- Task objective
Find each line in the following listing that has the string "text", then state the count and nothing else.
## START Material shown
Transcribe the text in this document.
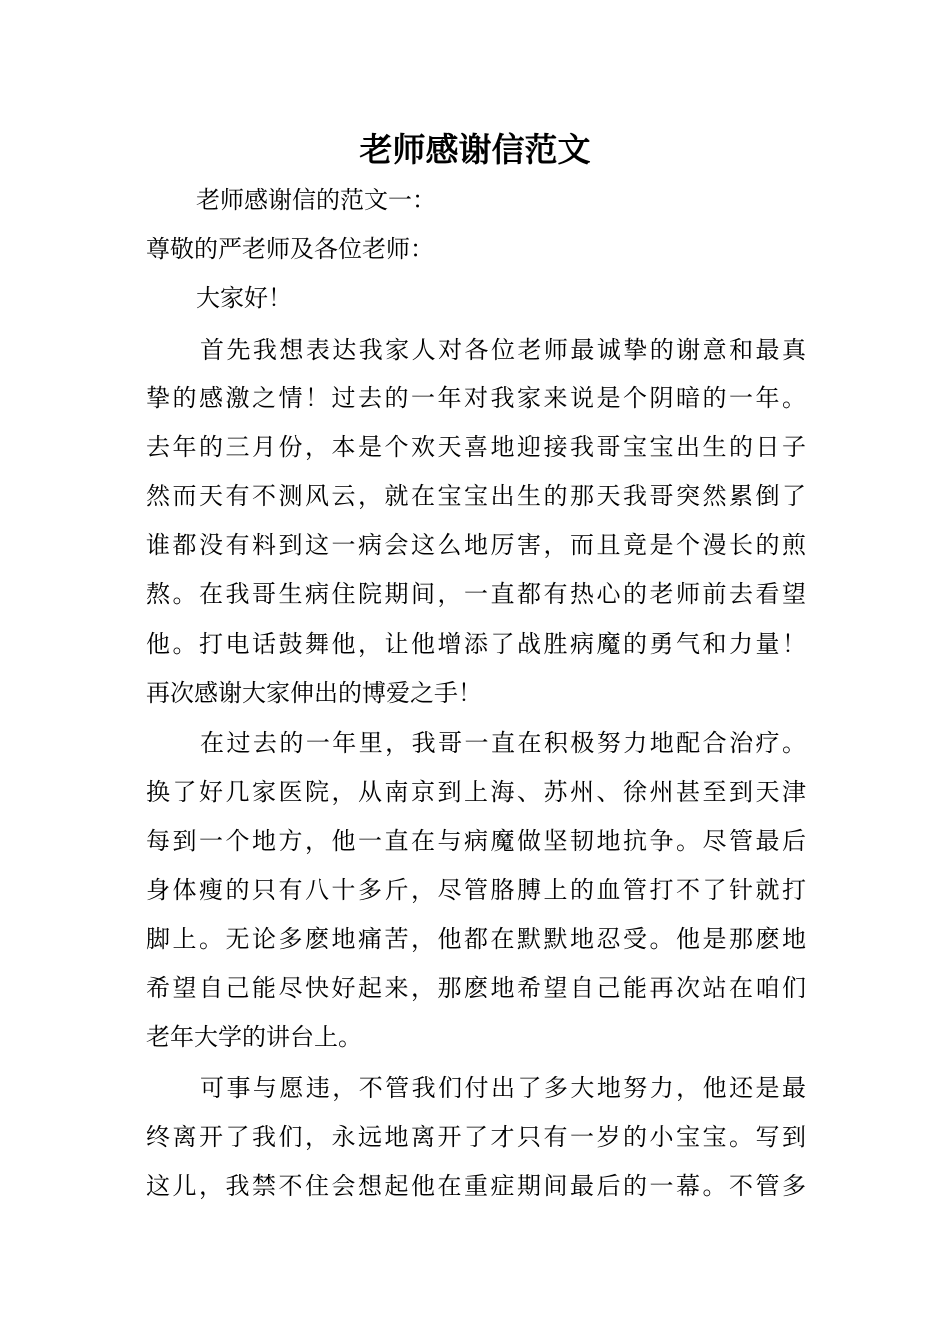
老师感谢信范文
老师感谢信的范文一：
尊敬的严老师及各位老师：
大家好！
首先我想表达我家人对各位老师最诚挚的谢意和最真
挚的感激之情！过去的一年对我家来说是个阴暗的一年。
去年的三月份，本是个欢天喜地迎接我哥宝宝出生的日子
然而天有不测风云，就在宝宝出生的那天我哥突然累倒了
谁都没有料到这一病会这么地厉害，而且竟是个漫长的煎
熬。在我哥生病住院期间，一直都有热心的老师前去看望
他。打电话鼓舞他，让他增添了战胜病魔的勇气和力量！
再次感谢大家伸出的博爱之手！
在过去的一年里，我哥一直在积极努力地配合治疗。
换了好几家医院，从南京到上海、苏州、徐州甚至到天津
每到一个地方，他一直在与病魔做坚韧地抗争。尽管最后
身体瘦的只有八十多斤，尽管胳膊上的血管打不了针就打
脚上。无论多麽地痛苦，他都在默默地忍受。他是那麽地
希望自己能尽快好起来，那麽地希望自己能再次站在咱们
老年大学的讲台上。
可事与愿违，不管我们付出了多大地努力，他还是最
终离开了我们，永远地离开了才只有一岁的小宝宝。写到
这儿，我禁不住会想起他在重症期间最后的一幕。不管多
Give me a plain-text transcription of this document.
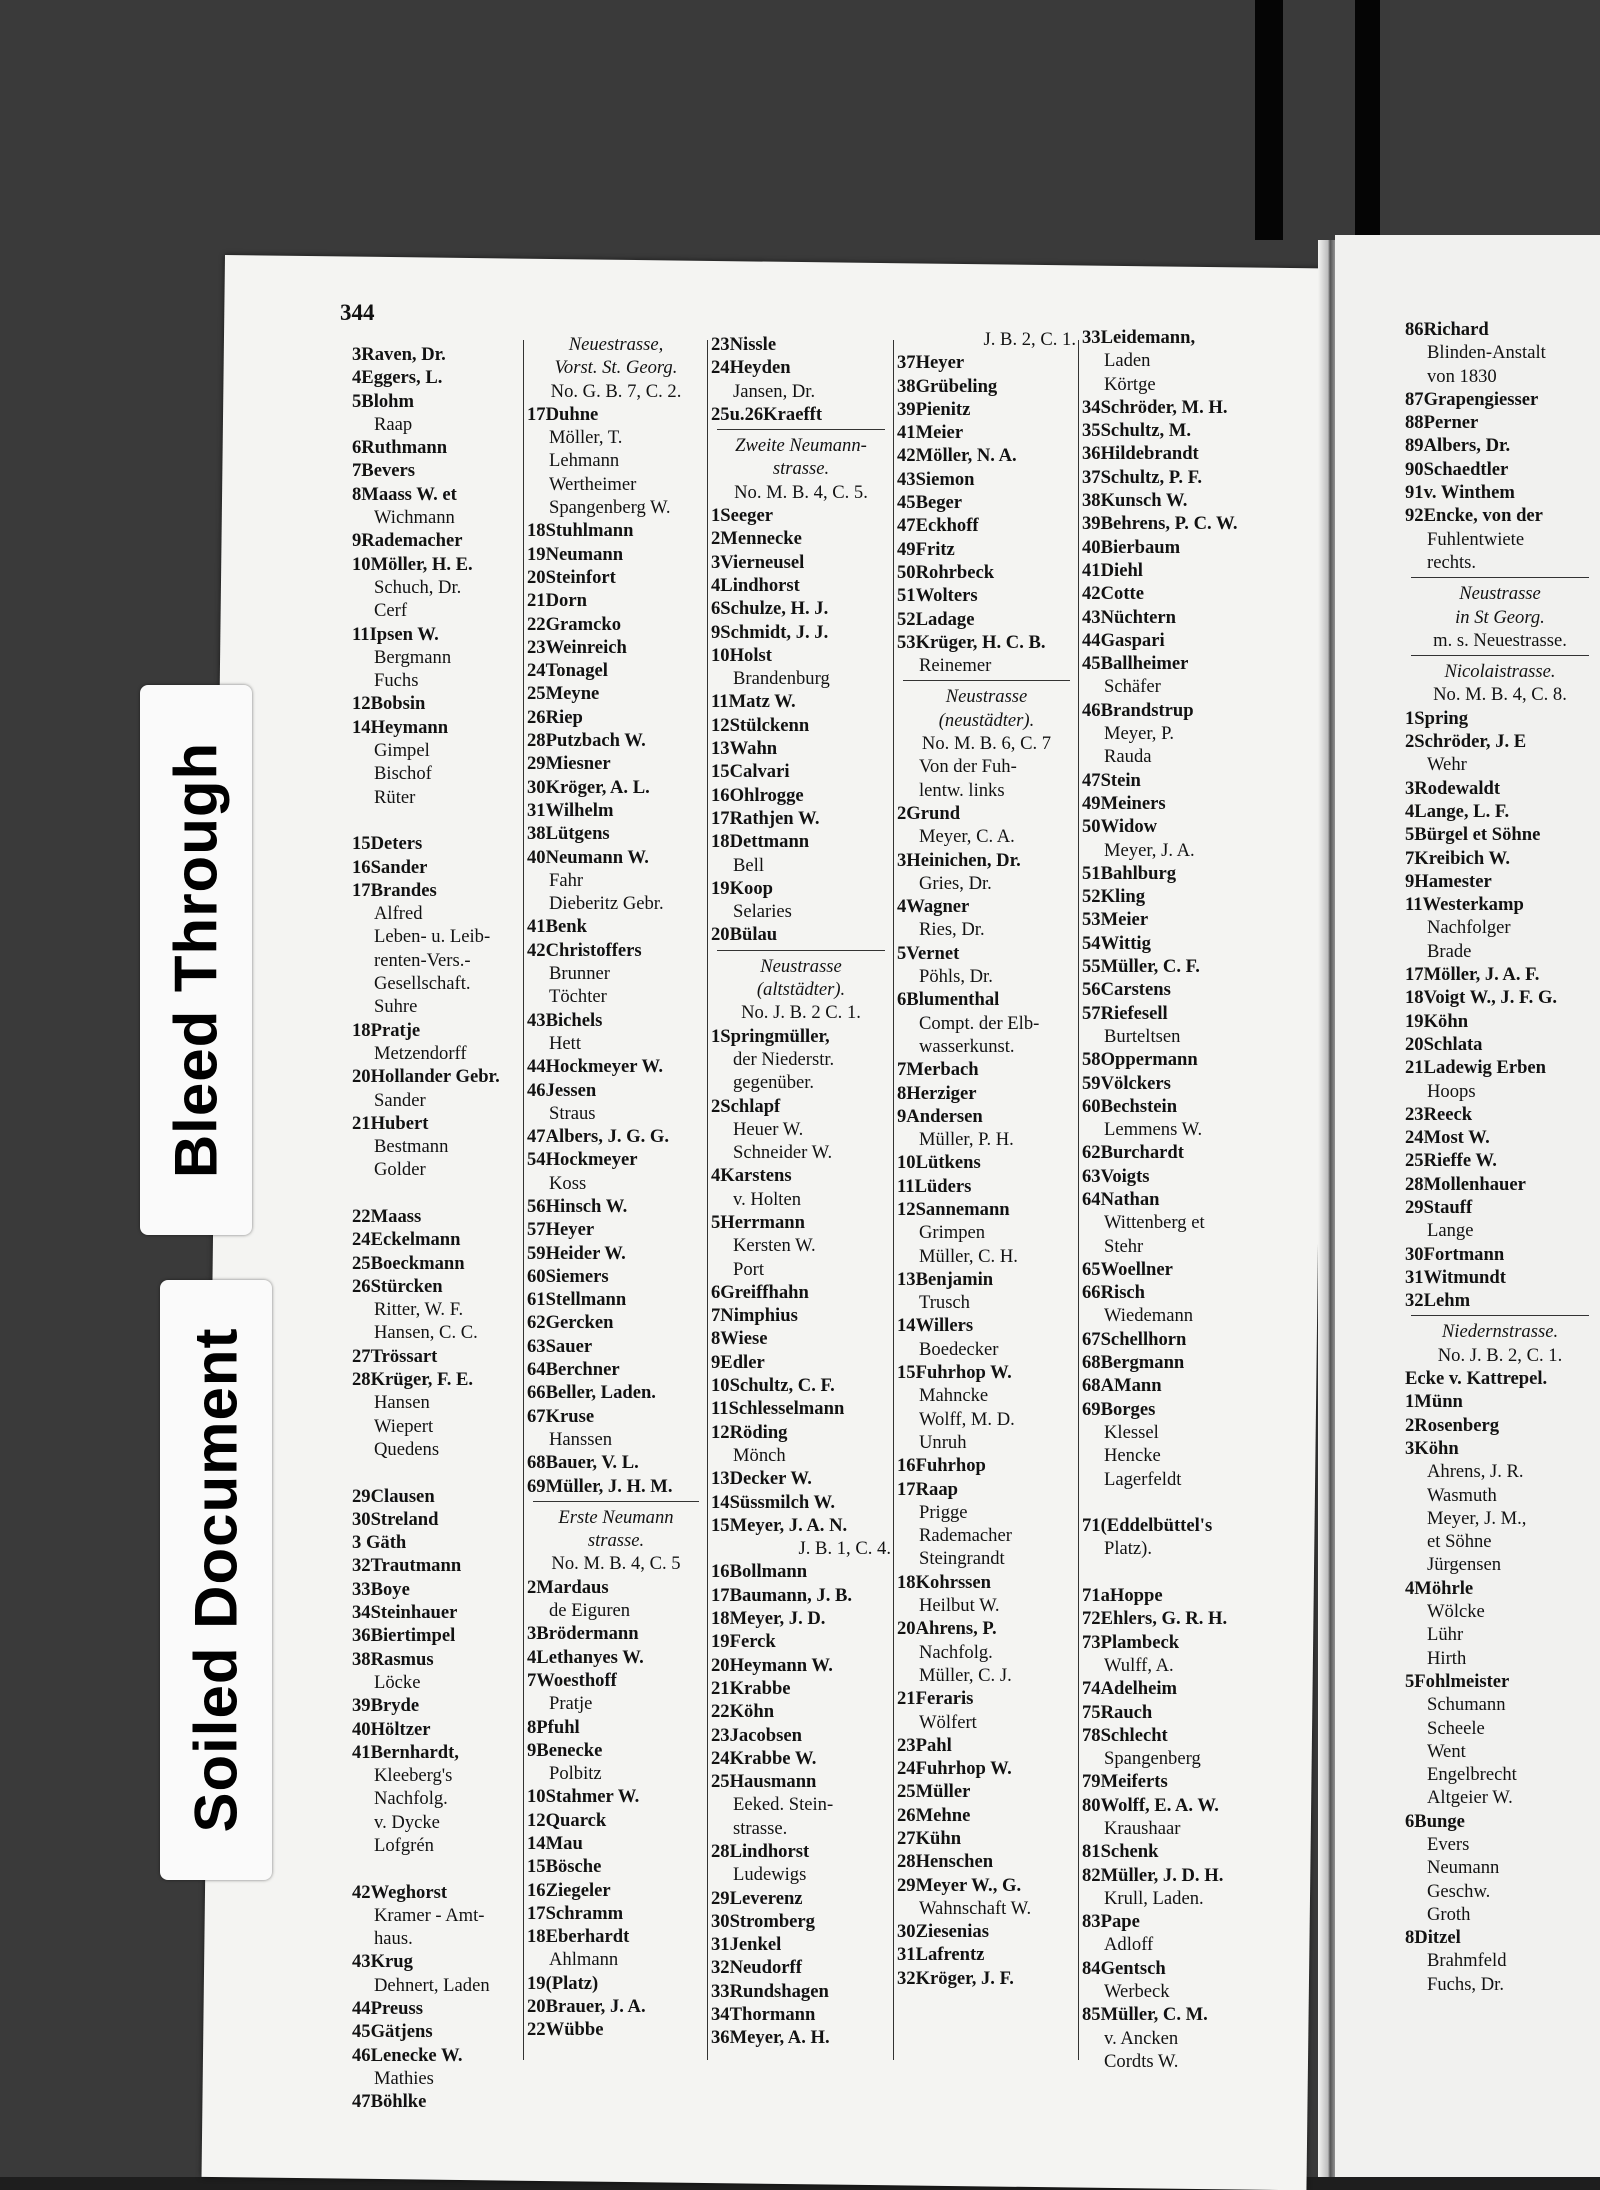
344
3Raven, Dr.
4Eggers, L.
5Blohm
Raap
6Ruthmann
7Bevers
8Maass W. et
Wichmann
9Rademacher
10Möller, H. E.
Schuch, Dr.
Cerf
11Ipsen W.
Bergmann
Fuchs
12Bobsin
14Heymann
Gimpel
Bischof
Rüter
15Deters
16Sander
17Brandes
Alfred
Leben- u. Leib-
renten-Vers.-
Gesellschaft.
Suhre
18Pratje
Metzendorff
20Hollander Gebr.
Sander
21Hubert
Bestmann
Golder
22Maass
24Eckelmann
25Boeckmann
26Stürcken
Ritter, W. F.
Hansen, C. C.
27Trössart
28Krüger, F. E.
Hansen
Wiepert
Quedens
29Clausen
30Streland
3 Gäth
32Trautmann
33Boye
34Steinhauer
36Biertimpel
38Rasmus
Löcke
39Bryde
40Höltzer
41Bernhardt,
Kleeberg's
Nachfolg.
v. Dycke
Lofgrén
42Weghorst
Kramer - Amt-
haus.
43Krug
Dehnert, Laden
44Preuss
45Gätjens
46Lenecke W.
Mathies
47Böhlke
Neuestrasse,
Vorst. St. Georg.
No. G. B. 7, C. 2.
17Duhne
Möller, T.
Lehmann
Wertheimer
Spangenberg W.
18Stuhlmann
19Neumann
20Steinfort
21Dorn
22Gramcko
23Weinreich
24Tonagel
25Meyne
26Riep
28Putzbach W.
29Miesner
30Kröger, A. L.
31Wilhelm
38Lütgens
40Neumann W.
Fahr
Dieberitz Gebr.
41Benk
42Christoffers
Brunner
Töchter
43Bichels
Hett
44Hockmeyer W.
46Jessen
Straus
47Albers, J. G. G.
54Hockmeyer
Koss
56Hinsch W.
57Heyer
59Heider W.
60Siemers
61Stellmann
62Gercken
63Sauer
64Berchner
66Beller, Laden.
67Kruse
Hanssen
68Bauer, V. L.
69Müller, J. H. M.
Erste Neumann
strasse.
No. M. B. 4, C. 5
2Mardaus
de Eiguren
3Brödermann
4Lethanyes W.
7Woesthoff
Pratje
8Pfuhl
9Benecke
Polbitz
10Stahmer W.
12Quarck
14Mau
15Bösche
16Ziegeler
17Schramm
18Eberhardt
Ahlmann
19(Platz)
20Brauer, J. A.
22Wübbe
23Nissle
24Heyden
Jansen, Dr.
25u.26Kraefft
Zweite Neumann-
strasse.
No. M. B. 4, C. 5.
1Seeger
2Mennecke
3Vierneusel
4Lindhorst
6Schulze, H. J.
9Schmidt, J. J.
10Holst
Brandenburg
11Matz W.
12Stülckenn
13Wahn
15Calvari
16Ohlrogge
17Rathjen W.
18Dettmann
Bell
19Koop
Selaries
20Bülau
Neustrasse
(altstädter).
No. J. B. 2 C. 1.
1Springmüller,
der Niederstr.
gegenüber.
2Schlapf
Heuer W.
Schneider W.
4Karstens
v. Holten
5Herrmann
Kersten W.
Port
6Greiffhahn
7Nimphius
8Wiese
9Edler
10Schultz, C. F.
11Schlesselmann
12Röding
Mönch
13Decker W.
14Süssmilch W.
15Meyer, J. A. N.
J. B. 1, C. 4.
16Bollmann
17Baumann, J. B.
18Meyer, J. D.
19Ferck
20Heymann W.
21Krabbe
22Köhn
23Jacobsen
24Krabbe W.
25Hausmann
Eeked. Stein-
strasse.
28Lindhorst
Ludewigs
29Leverenz
30Stromberg
31Jenkel
32Neudorff
33Rundshagen
34Thormann
36Meyer, A. H.
J. B. 2, C. 1.
37Heyer
38Grübeling
39Pienitz
41Meier
42Möller, N. A.
43Siemon
45Beger
47Eckhoff
49Fritz
50Rohrbeck
51Wolters
52Ladage
53Krüger, H. C. B.
Reinemer
Neustrasse
(neustädter).
No. M. B. 6, C. 7
Von der Fuh-
lentw. links
2Grund
Meyer, C. A.
3Heinichen, Dr.
Gries, Dr.
4Wagner
Ries, Dr.
5Vernet
Pöhls, Dr.
6Blumenthal
Compt. der Elb-
wasserkunst.
7Merbach
8Herziger
9Andersen
Müller, P. H.
10Lütkens
11Lüders
12Sannemann
Grimpen
Müller, C. H.
13Benjamin
Trusch
14Willers
Boedecker
15Fuhrhop W.
Mahncke
Wolff, M. D.
Unruh
16Fuhrhop
17Raap
Prigge
Rademacher
Steingrandt
18Kohrssen
Heilbut W.
20Ahrens, P.
Nachfolg.
Müller, C. J.
21Feraris
Wölfert
23Pahl
24Fuhrhop W.
25Müller
26Mehne
27Kühn
28Henschen
29Meyer W., G.
Wahnschaft W.
30Ziesenias
31Lafrentz
32Kröger, J. F.
33Leidemann,
Laden
Körtge
34Schröder, M. H.
35Schultz, M.
36Hildebrandt
37Schultz, P. F.
38Kunsch W.
39Behrens, P. C. W.
40Bierbaum
41Diehl
42Cotte
43Nüchtern
44Gaspari
45Ballheimer
Schäfer
46Brandstrup
Meyer, P.
Rauda
47Stein
49Meiners
50Widow
Meyer, J. A.
51Bahlburg
52Kling
53Meier
54Wittig
55Müller, C. F.
56Carstens
57Riefesell
Burteltsen
58Oppermann
59Völckers
60Bechstein
Lemmens W.
62Burchardt
63Voigts
64Nathan
Wittenberg et
Stehr
65Woellner
66Risch
Wiedemann
67Schellhorn
68Bergmann
68AMann
69Borges
Klessel
Hencke
Lagerfeldt
71(Eddelbüttel's
Platz).
71aHoppe
72Ehlers, G. R. H.
73Plambeck
Wulff, A.
74Adelheim
75Rauch
78Schlecht
Spangenberg
79Meiferts
80Wolff, E. A. W.
Kraushaar
81Schenk
82Müller, J. D. H.
Krull, Laden.
83Pape
Adloff
84Gentsch
Werbeck
85Müller, C. M.
v. Ancken
Cordts W.
86Richard
Blinden-Anstalt
von 1830
87Grapengiesser
88Perner
89Albers, Dr.
90Schaedtler
91v. Winthem
92Encke, von der
Fuhlentwiete
rechts.
Neustrasse
in St Georg.
m. s. Neuestrasse.
Nicolaistrasse.
No. M. B. 4, C. 8.
1Spring
2Schröder, J. E
Wehr
3Rodewaldt
4Lange, L. F.
5Bürgel et Söhne
7Kreibich W.
9Hamester
11Westerkamp
Nachfolger
Brade
17Möller, J. A. F.
18Voigt W., J. F. G.
19Köhn
20Schlata
21Ladewig Erben
Hoops
23Reeck
24Most W.
25Rieffe W.
28Mollenhauer
29Stauff
Lange
30Fortmann
31Witmundt
32Lehm
Niedernstrasse.
No. J. B. 2, C. 1.
Ecke v. Kattrepel.
1Münn
2Rosenberg
3Köhn
Ahrens, J. R.
Wasmuth
Meyer, J. M.,
et Söhne
Jürgensen
4Möhrle
Wölcke
Lühr
Hirth
5Fohlmeister
Schumann
Scheele
Went
Engelbrecht
Altgeier W.
6Bunge
Evers
Neumann
Geschw.
Groth
8Ditzel
Brahmfeld
Fuchs, Dr.
Bleed Through
Soiled Document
## END Material shown
- Task response
2